DATA RECORDS »

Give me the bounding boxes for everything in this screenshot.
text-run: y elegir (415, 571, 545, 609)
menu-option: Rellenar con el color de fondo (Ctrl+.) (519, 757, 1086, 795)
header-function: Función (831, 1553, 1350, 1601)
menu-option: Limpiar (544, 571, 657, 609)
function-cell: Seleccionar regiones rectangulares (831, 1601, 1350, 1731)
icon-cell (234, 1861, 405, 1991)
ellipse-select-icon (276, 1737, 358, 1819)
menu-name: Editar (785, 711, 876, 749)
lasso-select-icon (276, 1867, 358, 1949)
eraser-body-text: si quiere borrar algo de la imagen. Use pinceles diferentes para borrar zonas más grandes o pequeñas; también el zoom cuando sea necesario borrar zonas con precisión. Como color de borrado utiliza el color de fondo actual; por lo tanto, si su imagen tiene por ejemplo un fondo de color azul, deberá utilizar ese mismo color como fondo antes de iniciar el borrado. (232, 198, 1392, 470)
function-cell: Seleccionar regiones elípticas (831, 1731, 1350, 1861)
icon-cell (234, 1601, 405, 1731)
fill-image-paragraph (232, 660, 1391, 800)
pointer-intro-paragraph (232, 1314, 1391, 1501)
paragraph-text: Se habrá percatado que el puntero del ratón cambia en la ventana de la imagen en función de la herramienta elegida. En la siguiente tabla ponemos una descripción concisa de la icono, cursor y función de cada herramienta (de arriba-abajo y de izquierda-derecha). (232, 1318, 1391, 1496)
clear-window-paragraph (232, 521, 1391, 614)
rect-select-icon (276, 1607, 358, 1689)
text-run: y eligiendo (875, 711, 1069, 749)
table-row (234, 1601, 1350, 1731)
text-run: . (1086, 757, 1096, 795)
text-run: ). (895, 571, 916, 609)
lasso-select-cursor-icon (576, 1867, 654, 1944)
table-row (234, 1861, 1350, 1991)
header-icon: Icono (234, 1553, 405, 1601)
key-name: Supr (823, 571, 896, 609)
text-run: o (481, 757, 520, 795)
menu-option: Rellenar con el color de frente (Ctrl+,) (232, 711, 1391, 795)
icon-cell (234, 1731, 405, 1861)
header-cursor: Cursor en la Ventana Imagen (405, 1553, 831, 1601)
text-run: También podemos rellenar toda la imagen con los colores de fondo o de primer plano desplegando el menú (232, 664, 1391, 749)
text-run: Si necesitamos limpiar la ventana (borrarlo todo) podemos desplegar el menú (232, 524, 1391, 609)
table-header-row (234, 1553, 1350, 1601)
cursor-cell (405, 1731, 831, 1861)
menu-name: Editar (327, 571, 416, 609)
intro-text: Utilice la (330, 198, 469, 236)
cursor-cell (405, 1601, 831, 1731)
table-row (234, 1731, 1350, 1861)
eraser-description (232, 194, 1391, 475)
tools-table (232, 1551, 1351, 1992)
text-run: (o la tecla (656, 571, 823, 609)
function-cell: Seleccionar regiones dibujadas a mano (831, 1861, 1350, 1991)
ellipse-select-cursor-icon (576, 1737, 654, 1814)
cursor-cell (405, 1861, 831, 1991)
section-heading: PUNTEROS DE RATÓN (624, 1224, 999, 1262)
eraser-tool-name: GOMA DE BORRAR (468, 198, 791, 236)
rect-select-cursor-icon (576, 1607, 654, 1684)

EXERCISE OBJECTIVE »
Copy out the data exactly, from the very first line down to the line that contains "menu-name: Editar (785, 711, 876, 749)", including both of these.

COMPLETED TASK »
Give me the bounding boxes for everything in this screenshot.
text-run: y elegir (415, 571, 545, 609)
menu-option: Rellenar con el color de fondo (Ctrl+.) (519, 757, 1086, 795)
header-function: Función (831, 1553, 1350, 1601)
menu-option: Limpiar (544, 571, 657, 609)
function-cell: Seleccionar regiones rectangulares (831, 1601, 1350, 1731)
icon-cell (234, 1861, 405, 1991)
ellipse-select-icon (276, 1737, 358, 1819)
menu-name: Editar (785, 711, 876, 749)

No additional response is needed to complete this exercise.